The entries below are to be transcribed in full, without their images.

▸ RECORD EXTRACTS:
____

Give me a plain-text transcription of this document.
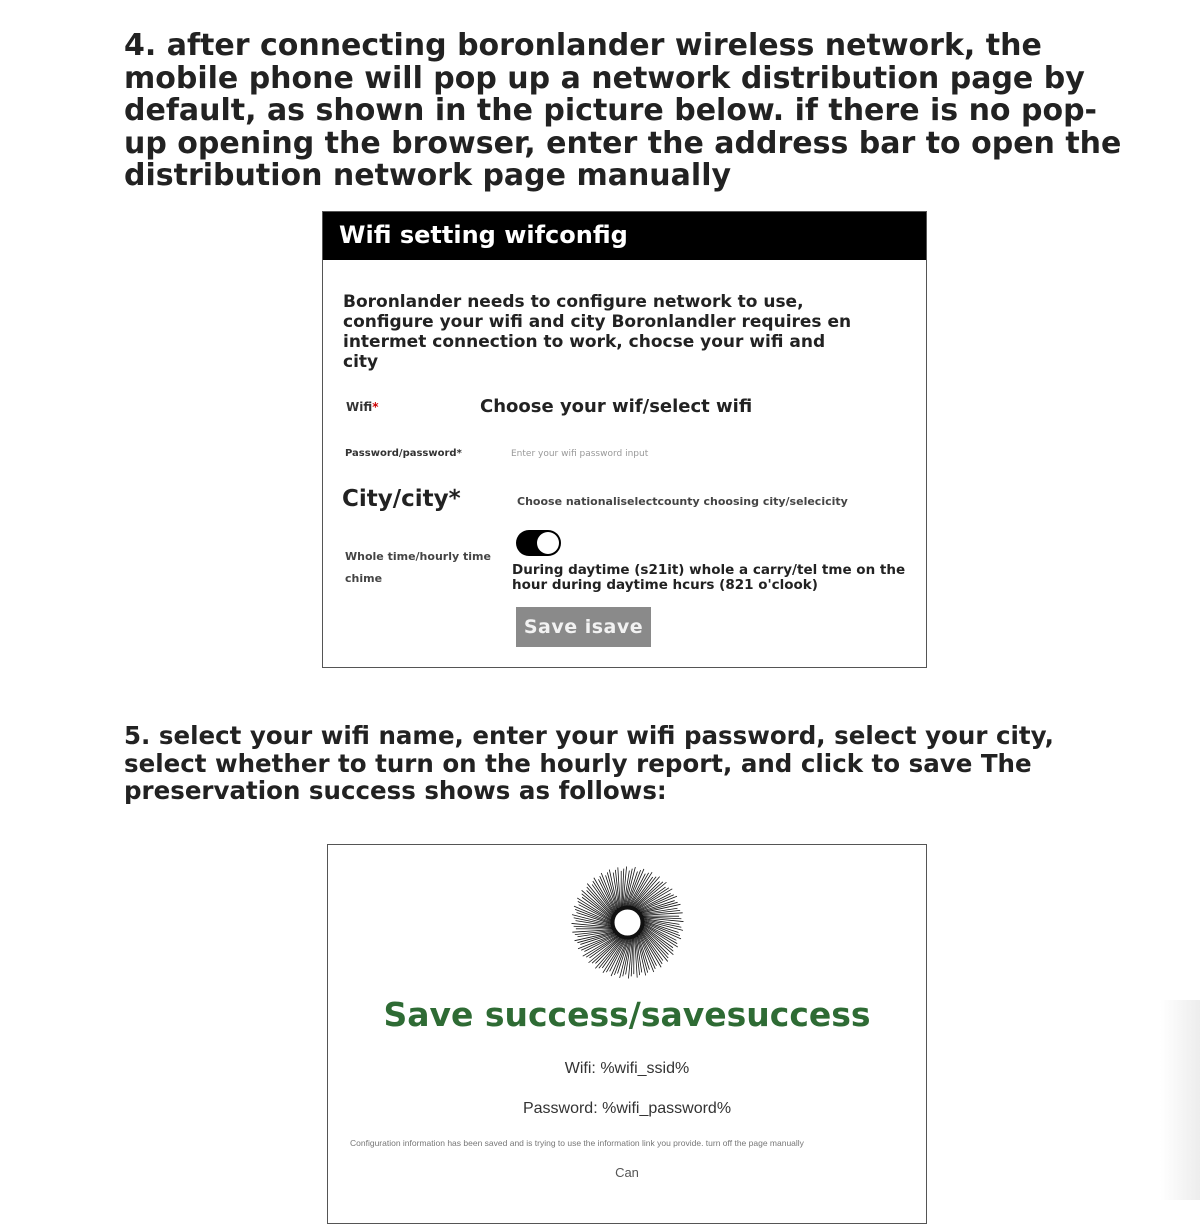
4. after connecting boronlander wireless network, the mobile phone will pop up a network distribution page by default, as shown in the picture below. if there is no pop-up opening the browser, enter the address bar to open the distribution network page manually
Wifi setting wifconfig
Boronlander needs to configure network to use, configure your wifi and city Boronlandler requires en intermet connection to work, chocse your wifi and city
Wifi*	Choose your wif/select wifi
Password/password*
Enter your wifi password input
City/city*	Choose nationaliselectcounty choosing city/selecicity
Whole time/hourly time chime
During daytime (s21it) whole a carry/tel tme on the hour during daytime hcurs (821 o'clook)
Save isave
5. select your wifi name, enter your wifi password, select your city, select whether to turn on the hourly report, and click to save The preservation success shows as follows:
Save success/savesuccess
Wifi: %wifi_ssid%
Password: %wifi_password%
Configuration information has been saved and is trying to use the information link you provide. turn off the page manually
Can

____

▸ SOLUTION:
Give me a plain-text transcription of this document.
4. after connecting boronlander wireless network, the mobile phone will pop up a network distribution page by default, as shown in the picture below. if there is no pop-up opening the browser, enter the address bar to open the distribution network page manually
Wifi setting wifconfig
Boronlander needs to configure network to use, configure your wifi and city Boronlandler requires en intermet connection to work, chocse your wifi and city
Wifi*	Choose your wif/select wifi
Password/password*
Enter your wifi password input
City/city*	Choose nationaliselectcounty choosing city/selecicity
Whole time/hourly time chime
During daytime (s21it) whole a carry/tel tme on the hour during daytime hcurs (821 o'clook)
Save isave
5. select your wifi name, enter your wifi password, select your city, select whether to turn on the hourly report, and click to save The preservation success shows as follows:
Save success/savesuccess
Wifi: %wifi_ssid%
Password: %wifi_password%
Configuration information has been saved and is trying to use the information link you provide. turn off the page manually
Can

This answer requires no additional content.